## Start Supplied records

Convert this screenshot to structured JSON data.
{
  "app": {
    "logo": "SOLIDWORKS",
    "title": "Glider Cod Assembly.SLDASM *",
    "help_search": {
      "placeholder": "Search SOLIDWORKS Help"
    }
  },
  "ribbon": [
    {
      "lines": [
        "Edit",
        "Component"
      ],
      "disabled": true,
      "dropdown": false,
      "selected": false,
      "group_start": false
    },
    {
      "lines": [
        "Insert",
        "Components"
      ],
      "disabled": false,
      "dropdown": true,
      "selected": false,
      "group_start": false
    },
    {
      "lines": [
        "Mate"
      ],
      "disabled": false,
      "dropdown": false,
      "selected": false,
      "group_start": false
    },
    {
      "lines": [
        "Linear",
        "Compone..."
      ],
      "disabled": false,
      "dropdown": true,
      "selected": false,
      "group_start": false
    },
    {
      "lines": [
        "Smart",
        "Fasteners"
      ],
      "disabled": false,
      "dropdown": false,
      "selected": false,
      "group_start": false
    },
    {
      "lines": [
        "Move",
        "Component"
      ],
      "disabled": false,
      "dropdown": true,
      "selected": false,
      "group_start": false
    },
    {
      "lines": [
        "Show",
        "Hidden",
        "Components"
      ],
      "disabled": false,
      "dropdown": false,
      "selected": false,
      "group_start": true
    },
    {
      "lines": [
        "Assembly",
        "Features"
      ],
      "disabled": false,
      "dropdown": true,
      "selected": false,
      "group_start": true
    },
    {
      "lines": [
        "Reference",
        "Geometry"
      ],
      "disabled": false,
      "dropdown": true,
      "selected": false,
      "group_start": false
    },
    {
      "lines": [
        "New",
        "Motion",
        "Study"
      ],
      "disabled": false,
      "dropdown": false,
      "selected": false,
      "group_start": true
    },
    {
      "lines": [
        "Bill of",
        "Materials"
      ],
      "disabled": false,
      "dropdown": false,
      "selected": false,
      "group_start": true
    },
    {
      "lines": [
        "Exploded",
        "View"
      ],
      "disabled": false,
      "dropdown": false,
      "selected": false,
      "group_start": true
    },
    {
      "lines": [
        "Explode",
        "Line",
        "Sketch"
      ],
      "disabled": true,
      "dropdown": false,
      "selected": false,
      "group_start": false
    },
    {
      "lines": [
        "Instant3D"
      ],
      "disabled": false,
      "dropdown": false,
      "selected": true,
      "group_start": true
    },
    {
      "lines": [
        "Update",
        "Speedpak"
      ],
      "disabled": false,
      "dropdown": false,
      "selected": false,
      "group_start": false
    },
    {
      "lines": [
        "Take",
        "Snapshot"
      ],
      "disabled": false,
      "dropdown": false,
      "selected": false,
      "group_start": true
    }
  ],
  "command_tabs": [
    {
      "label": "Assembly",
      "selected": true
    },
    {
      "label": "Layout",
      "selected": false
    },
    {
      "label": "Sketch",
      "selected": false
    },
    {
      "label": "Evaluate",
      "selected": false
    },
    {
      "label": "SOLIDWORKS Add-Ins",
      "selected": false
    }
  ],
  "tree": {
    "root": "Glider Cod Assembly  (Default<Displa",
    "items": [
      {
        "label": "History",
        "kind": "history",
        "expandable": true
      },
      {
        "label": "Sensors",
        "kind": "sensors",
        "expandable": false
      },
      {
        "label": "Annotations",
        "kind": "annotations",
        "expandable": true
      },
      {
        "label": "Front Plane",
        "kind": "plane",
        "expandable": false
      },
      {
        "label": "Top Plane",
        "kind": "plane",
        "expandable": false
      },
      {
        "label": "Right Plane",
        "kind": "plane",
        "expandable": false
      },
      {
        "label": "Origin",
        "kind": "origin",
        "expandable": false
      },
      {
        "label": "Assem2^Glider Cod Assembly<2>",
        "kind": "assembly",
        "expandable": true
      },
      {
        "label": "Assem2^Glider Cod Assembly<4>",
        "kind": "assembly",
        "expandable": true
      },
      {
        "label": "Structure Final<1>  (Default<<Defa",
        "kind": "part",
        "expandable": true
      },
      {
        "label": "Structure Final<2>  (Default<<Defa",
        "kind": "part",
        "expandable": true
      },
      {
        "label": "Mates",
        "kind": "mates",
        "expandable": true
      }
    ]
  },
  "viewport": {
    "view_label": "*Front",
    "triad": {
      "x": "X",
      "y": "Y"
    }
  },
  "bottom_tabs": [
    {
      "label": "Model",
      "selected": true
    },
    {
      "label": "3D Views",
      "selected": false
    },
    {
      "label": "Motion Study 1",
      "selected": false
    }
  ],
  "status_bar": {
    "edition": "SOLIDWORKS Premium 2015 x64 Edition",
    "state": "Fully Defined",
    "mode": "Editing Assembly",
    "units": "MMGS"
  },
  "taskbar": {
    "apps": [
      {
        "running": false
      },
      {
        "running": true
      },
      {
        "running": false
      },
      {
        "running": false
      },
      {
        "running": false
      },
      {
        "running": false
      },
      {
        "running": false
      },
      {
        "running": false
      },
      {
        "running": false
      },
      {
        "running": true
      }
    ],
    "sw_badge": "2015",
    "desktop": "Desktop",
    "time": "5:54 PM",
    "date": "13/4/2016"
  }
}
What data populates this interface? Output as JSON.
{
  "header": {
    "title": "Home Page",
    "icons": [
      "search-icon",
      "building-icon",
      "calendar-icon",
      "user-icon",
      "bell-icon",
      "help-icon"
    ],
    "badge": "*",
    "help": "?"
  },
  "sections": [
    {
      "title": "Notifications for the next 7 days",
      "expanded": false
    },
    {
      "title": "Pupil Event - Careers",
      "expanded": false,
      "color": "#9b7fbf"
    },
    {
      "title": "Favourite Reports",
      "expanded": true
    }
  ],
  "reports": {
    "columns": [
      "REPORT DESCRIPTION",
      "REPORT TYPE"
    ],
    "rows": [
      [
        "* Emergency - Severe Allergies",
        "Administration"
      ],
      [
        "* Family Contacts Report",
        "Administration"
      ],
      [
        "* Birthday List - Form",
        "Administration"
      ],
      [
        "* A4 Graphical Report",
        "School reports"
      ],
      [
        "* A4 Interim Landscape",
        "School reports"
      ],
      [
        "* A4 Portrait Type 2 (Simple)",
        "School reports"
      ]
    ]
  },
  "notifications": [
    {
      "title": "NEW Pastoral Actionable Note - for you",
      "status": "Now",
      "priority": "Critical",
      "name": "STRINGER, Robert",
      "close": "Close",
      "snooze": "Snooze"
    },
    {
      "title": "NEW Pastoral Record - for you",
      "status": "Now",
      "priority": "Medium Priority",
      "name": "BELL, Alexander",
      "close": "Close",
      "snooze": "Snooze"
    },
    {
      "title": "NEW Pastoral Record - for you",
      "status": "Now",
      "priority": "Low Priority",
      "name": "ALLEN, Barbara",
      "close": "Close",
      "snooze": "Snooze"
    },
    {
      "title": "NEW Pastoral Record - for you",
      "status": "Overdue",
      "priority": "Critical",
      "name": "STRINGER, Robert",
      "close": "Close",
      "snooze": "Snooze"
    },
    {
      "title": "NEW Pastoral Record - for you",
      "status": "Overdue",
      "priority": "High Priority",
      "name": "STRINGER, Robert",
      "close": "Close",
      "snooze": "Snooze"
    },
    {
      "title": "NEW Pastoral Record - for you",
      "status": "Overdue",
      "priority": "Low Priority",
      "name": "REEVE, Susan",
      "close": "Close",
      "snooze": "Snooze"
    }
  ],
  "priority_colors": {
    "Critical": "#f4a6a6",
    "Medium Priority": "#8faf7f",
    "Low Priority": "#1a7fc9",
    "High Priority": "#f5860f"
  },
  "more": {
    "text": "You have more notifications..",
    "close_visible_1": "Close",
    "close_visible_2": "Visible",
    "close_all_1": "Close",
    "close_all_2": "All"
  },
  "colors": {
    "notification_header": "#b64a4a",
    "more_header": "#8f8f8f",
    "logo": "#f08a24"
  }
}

## End Supplied records

Your task: Repeat the records exactly, including every line.

Task solution:
Convert this screenshot to structured JSON data.
{
  "app": {
    "logo": "SOLIDWORKS",
    "title": "Glider Cod Assembly.SLDASM *",
    "help_search": {
      "placeholder": "Search SOLIDWORKS Help"
    }
  },
  "ribbon": [
    {
      "lines": [
        "Edit",
        "Component"
      ],
      "disabled": true,
      "dropdown": false,
      "selected": false,
      "group_start": false
    },
    {
      "lines": [
        "Insert",
        "Components"
      ],
      "disabled": false,
      "dropdown": true,
      "selected": false,
      "group_start": false
    },
    {
      "lines": [
        "Mate"
      ],
      "disabled": false,
      "dropdown": false,
      "selected": false,
      "group_start": false
    },
    {
      "lines": [
        "Linear",
        "Compone..."
      ],
      "disabled": false,
      "dropdown": true,
      "selected": false,
      "group_start": false
    },
    {
      "lines": [
        "Smart",
        "Fasteners"
      ],
      "disabled": false,
      "dropdown": false,
      "selected": false,
      "group_start": false
    },
    {
      "lines": [
        "Move",
        "Component"
      ],
      "disabled": false,
      "dropdown": true,
      "selected": false,
      "group_start": false
    },
    {
      "lines": [
        "Show",
        "Hidden",
        "Components"
      ],
      "disabled": false,
      "dropdown": false,
      "selected": false,
      "group_start": true
    },
    {
      "lines": [
        "Assembly",
        "Features"
      ],
      "disabled": false,
      "dropdown": true,
      "selected": false,
      "group_start": true
    },
    {
      "lines": [
        "Reference",
        "Geometry"
      ],
      "disabled": false,
      "dropdown": true,
      "selected": false,
      "group_start": false
    },
    {
      "lines": [
        "New",
        "Motion",
        "Study"
      ],
      "disabled": false,
      "dropdown": false,
      "selected": false,
      "group_start": true
    },
    {
      "lines": [
        "Bill of",
        "Materials"
      ],
      "disabled": false,
      "dropdown": false,
      "selected": false,
      "group_start": true
    },
    {
      "lines": [
        "Exploded",
        "View"
      ],
      "disabled": false,
      "dropdown": false,
      "selected": false,
      "group_start": true
    },
    {
      "lines": [
        "Explode",
        "Line",
        "Sketch"
      ],
      "disabled": true,
      "dropdown": false,
      "selected": false,
      "group_start": false
    },
    {
      "lines": [
        "Instant3D"
      ],
      "disabled": false,
      "dropdown": false,
      "selected": true,
      "group_start": true
    },
    {
      "lines": [
        "Update",
        "Speedpak"
      ],
      "disabled": false,
      "dropdown": false,
      "selected": false,
      "group_start": false
    },
    {
      "lines": [
        "Take",
        "Snapshot"
      ],
      "disabled": false,
      "dropdown": false,
      "selected": false,
      "group_start": true
    }
  ],
  "command_tabs": [
    {
      "label": "Assembly",
      "selected": true
    },
    {
      "label": "Layout",
      "selected": false
    },
    {
      "label": "Sketch",
      "selected": false
    },
    {
      "label": "Evaluate",
      "selected": false
    },
    {
      "label": "SOLIDWORKS Add-Ins",
      "selected": false
    }
  ],
  "tree": {
    "root": "Glider Cod Assembly  (Default<Displa",
    "items": [
      {
        "label": "History",
        "kind": "history",
        "expandable": true
      },
      {
        "label": "Sensors",
        "kind": "sensors",
        "expandable": false
      },
      {
        "label": "Annotations",
        "kind": "annotations",
        "expandable": true
      },
      {
        "label": "Front Plane",
        "kind": "plane",
        "expandable": false
      },
      {
        "label": "Top Plane",
        "kind": "plane",
        "expandable": false
      },
      {
        "label": "Right Plane",
        "kind": "plane",
        "expandable": false
      },
      {
        "label": "Origin",
        "kind": "origin",
        "expandable": false
      },
      {
        "label": "Assem2^Glider Cod Assembly<2>",
        "kind": "assembly",
        "expandable": true
      },
      {
        "label": "Assem2^Glider Cod Assembly<4>",
        "kind": "assembly",
        "expandable": true
      },
      {
        "label": "Structure Final<1>  (Default<<Defa",
        "kind": "part",
        "expandable": true
      },
      {
        "label": "Structure Final<2>  (Default<<Defa",
        "kind": "part",
        "expandable": true
      },
      {
        "label": "Mates",
        "kind": "mates",
        "expandable": true
      }
    ]
  },
  "viewport": {
    "view_label": "*Front",
    "triad": {
      "x": "X",
      "y": "Y"
    }
  },
  "bottom_tabs": [
    {
      "label": "Model",
      "selected": true
    },
    {
      "label": "3D Views",
      "selected": false
    },
    {
      "label": "Motion Study 1",
      "selected": false
    }
  ],
  "status_bar": {
    "edition": "SOLIDWORKS Premium 2015 x64 Edition",
    "state": "Fully Defined",
    "mode": "Editing Assembly",
    "units": "MMGS"
  },
  "taskbar": {
    "apps": [
      {
        "running": false
      },
      {
        "running": true
      },
      {
        "running": false
      },
      {
        "running": false
      },
      {
        "running": false
      },
      {
        "running": false
      },
      {
        "running": false
      },
      {
        "running": false
      },
      {
        "running": false
      },
      {
        "running": true
      }
    ],
    "sw_badge": "2015",
    "desktop": "Desktop",
    "time": "5:54 PM",
    "date": "13/4/2016"
  }
}
What data populates this interface? Output as JSON.
{
  "header": {
    "title": "Home Page",
    "icons": [
      "search-icon",
      "building-icon",
      "calendar-icon",
      "user-icon",
      "bell-icon",
      "help-icon"
    ],
    "badge": "*",
    "help": "?"
  },
  "sections": [
    {
      "title": "Notifications for the next 7 days",
      "expanded": false
    },
    {
      "title": "Pupil Event - Careers",
      "expanded": false,
      "color": "#9b7fbf"
    },
    {
      "title": "Favourite Reports",
      "expanded": true
    }
  ],
  "reports": {
    "columns": [
      "REPORT DESCRIPTION",
      "REPORT TYPE"
    ],
    "rows": [
      [
        "* Emergency - Severe Allergies",
        "Administration"
      ],
      [
        "* Family Contacts Report",
        "Administration"
      ],
      [
        "* Birthday List - Form",
        "Administration"
      ],
      [
        "* A4 Graphical Report",
        "School reports"
      ],
      [
        "* A4 Interim Landscape",
        "School reports"
      ],
      [
        "* A4 Portrait Type 2 (Simple)",
        "School reports"
      ]
    ]
  },
  "notifications": [
    {
      "title": "NEW Pastoral Actionable Note - for you",
      "status": "Now",
      "priority": "Critical",
      "name": "STRINGER, Robert",
      "close": "Close",
      "snooze": "Snooze"
    },
    {
      "title": "NEW Pastoral Record - for you",
      "status": "Now",
      "priority": "Medium Priority",
      "name": "BELL, Alexander",
      "close": "Close",
      "snooze": "Snooze"
    },
    {
      "title": "NEW Pastoral Record - for you",
      "status": "Now",
      "priority": "Low Priority",
      "name": "ALLEN, Barbara",
      "close": "Close",
      "snooze": "Snooze"
    },
    {
      "title": "NEW Pastoral Record - for you",
      "status": "Overdue",
      "priority": "Critical",
      "name": "STRINGER, Robert",
      "close": "Close",
      "snooze": "Snooze"
    },
    {
      "title": "NEW Pastoral Record - for you",
      "status": "Overdue",
      "priority": "High Priority",
      "name": "STRINGER, Robert",
      "close": "Close",
      "snooze": "Snooze"
    },
    {
      "title": "NEW Pastoral Record - for you",
      "status": "Overdue",
      "priority": "Low Priority",
      "name": "REEVE, Susan",
      "close": "Close",
      "snooze": "Snooze"
    }
  ],
  "priority_colors": {
    "Critical": "#f4a6a6",
    "Medium Priority": "#8faf7f",
    "Low Priority": "#1a7fc9",
    "High Priority": "#f5860f"
  },
  "more": {
    "text": "You have more notifications..",
    "close_visible_1": "Close",
    "close_visible_2": "Visible",
    "close_all_1": "Close",
    "close_all_2": "All"
  },
  "colors": {
    "notification_header": "#b64a4a",
    "more_header": "#8f8f8f",
    "logo": "#f08a24"
  }
}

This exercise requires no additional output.